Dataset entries
-- Start --
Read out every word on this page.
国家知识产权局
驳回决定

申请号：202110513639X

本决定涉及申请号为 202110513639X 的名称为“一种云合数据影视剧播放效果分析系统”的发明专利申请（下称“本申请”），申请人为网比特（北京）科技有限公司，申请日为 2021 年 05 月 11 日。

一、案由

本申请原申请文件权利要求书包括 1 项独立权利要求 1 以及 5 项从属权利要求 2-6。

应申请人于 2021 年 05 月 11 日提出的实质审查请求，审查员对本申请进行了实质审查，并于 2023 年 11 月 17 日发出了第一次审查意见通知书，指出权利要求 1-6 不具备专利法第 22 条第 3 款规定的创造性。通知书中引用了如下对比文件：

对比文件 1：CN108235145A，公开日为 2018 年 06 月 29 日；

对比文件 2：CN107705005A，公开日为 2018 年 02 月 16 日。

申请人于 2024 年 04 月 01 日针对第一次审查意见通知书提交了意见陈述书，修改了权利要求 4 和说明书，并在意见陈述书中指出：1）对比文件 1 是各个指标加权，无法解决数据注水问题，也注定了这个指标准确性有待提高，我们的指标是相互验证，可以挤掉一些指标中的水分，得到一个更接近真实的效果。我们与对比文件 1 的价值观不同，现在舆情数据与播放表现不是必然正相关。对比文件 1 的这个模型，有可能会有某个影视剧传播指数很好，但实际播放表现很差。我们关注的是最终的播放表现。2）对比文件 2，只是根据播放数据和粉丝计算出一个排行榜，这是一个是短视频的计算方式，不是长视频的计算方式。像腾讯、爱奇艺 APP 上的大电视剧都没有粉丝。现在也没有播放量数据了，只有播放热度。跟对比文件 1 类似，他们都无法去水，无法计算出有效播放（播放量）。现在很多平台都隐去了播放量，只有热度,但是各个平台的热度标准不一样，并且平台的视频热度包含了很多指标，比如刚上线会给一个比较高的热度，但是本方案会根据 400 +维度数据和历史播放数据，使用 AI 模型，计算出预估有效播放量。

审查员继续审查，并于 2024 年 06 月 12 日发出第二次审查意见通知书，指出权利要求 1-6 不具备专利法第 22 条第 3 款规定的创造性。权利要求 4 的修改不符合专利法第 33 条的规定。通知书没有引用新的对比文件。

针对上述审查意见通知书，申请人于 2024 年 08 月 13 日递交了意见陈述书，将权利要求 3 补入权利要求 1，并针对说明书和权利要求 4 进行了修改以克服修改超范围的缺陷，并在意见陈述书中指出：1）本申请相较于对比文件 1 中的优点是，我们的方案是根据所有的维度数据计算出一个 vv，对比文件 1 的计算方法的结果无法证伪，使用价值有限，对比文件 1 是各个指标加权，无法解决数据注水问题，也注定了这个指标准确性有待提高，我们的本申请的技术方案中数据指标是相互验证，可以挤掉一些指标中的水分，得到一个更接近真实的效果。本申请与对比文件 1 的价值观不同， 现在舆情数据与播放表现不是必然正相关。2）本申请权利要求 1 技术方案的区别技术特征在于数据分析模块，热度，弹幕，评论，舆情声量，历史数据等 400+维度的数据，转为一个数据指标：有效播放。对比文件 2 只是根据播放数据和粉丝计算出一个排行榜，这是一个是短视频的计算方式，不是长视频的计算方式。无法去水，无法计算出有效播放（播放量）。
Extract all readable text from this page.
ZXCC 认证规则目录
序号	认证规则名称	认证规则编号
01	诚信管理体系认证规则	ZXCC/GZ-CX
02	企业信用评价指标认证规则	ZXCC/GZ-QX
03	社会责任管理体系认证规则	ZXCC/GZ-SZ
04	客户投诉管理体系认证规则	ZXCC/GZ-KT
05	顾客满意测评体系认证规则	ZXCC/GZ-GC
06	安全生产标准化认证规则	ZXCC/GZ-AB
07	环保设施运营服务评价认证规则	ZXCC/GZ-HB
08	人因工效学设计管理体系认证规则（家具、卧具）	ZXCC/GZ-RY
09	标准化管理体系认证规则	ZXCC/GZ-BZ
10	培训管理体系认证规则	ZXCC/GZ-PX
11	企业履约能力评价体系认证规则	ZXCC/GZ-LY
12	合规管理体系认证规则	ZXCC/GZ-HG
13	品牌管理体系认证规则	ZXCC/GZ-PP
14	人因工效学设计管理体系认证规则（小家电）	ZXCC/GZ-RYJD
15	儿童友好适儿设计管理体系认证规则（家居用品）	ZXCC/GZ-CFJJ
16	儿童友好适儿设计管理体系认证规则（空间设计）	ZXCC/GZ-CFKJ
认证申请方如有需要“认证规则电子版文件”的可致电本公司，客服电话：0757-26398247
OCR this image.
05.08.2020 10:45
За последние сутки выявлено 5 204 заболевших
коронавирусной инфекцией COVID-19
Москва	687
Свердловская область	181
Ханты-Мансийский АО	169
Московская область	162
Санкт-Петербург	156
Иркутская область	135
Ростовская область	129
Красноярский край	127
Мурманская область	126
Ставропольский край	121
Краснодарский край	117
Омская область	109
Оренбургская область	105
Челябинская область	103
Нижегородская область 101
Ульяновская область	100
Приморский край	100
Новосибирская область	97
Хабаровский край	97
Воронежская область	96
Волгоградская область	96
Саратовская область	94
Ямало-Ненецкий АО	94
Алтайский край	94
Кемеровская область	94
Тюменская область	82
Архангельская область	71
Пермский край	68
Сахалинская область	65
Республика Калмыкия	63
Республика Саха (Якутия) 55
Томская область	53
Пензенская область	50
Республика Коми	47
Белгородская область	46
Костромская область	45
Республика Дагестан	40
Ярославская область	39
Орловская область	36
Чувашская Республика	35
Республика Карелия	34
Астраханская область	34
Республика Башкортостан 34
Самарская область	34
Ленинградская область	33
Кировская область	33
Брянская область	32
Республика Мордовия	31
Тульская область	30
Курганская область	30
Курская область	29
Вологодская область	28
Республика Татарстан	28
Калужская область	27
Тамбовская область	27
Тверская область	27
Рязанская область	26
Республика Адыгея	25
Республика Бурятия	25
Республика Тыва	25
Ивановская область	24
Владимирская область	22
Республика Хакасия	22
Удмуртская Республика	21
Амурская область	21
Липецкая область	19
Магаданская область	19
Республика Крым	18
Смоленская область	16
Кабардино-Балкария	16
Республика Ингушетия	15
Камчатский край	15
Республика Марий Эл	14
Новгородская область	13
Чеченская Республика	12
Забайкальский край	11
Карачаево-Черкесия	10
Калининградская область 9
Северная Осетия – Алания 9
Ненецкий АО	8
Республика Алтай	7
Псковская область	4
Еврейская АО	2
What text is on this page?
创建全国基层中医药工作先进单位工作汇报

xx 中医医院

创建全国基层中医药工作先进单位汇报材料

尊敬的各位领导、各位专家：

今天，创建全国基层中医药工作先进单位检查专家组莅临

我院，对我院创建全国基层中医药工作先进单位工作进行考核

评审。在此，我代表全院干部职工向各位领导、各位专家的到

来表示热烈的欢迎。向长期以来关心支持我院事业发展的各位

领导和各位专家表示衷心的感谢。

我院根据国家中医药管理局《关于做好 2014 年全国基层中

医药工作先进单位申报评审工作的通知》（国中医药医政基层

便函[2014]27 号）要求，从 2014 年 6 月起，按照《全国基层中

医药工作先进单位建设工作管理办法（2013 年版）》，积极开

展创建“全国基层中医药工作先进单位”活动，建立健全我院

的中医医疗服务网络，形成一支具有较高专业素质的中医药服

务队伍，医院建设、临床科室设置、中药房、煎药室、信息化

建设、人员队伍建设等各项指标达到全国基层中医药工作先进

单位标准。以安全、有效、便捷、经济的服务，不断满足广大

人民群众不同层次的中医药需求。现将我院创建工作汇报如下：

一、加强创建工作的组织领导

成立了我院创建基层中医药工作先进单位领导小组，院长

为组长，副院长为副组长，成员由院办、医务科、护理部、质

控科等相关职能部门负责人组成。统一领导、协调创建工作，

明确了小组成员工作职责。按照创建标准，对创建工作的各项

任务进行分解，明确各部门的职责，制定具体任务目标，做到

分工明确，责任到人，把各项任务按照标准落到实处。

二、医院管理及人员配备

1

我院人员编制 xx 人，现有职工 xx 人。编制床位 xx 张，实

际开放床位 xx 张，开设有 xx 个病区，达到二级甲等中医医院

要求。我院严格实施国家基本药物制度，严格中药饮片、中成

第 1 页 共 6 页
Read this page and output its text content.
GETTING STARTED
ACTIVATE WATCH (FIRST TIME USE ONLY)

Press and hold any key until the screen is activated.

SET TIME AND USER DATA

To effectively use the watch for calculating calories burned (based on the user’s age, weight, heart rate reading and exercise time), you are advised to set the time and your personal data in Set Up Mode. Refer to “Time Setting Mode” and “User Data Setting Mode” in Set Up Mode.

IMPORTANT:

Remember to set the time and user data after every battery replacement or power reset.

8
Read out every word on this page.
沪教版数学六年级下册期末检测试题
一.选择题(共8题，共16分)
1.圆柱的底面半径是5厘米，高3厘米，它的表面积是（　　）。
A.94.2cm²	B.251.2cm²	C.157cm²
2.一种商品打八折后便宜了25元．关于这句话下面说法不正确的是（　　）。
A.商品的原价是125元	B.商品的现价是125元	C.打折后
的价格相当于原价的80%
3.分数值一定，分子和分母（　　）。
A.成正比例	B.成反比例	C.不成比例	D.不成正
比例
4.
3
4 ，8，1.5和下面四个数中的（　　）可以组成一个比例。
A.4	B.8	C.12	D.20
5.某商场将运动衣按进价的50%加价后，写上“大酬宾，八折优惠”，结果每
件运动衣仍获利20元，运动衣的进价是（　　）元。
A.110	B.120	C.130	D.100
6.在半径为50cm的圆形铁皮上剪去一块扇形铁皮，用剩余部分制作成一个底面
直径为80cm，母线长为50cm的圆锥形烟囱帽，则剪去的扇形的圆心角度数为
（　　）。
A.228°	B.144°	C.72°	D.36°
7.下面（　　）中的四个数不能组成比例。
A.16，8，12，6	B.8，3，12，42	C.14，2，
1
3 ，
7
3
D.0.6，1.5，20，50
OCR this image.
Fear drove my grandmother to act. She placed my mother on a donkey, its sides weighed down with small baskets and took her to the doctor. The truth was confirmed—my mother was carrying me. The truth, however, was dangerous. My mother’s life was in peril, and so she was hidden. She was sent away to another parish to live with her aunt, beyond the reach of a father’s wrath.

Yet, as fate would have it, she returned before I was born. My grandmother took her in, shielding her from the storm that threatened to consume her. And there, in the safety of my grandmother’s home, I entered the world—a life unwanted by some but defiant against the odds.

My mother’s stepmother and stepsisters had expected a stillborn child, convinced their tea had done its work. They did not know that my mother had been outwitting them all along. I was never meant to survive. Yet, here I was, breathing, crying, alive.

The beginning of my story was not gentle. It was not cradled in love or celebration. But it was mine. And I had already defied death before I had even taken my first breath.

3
-- End --
→ EXERCISE TASK
Report how many lines contain "page". Give nothing but the number.

→ CORRECT ANSWER
5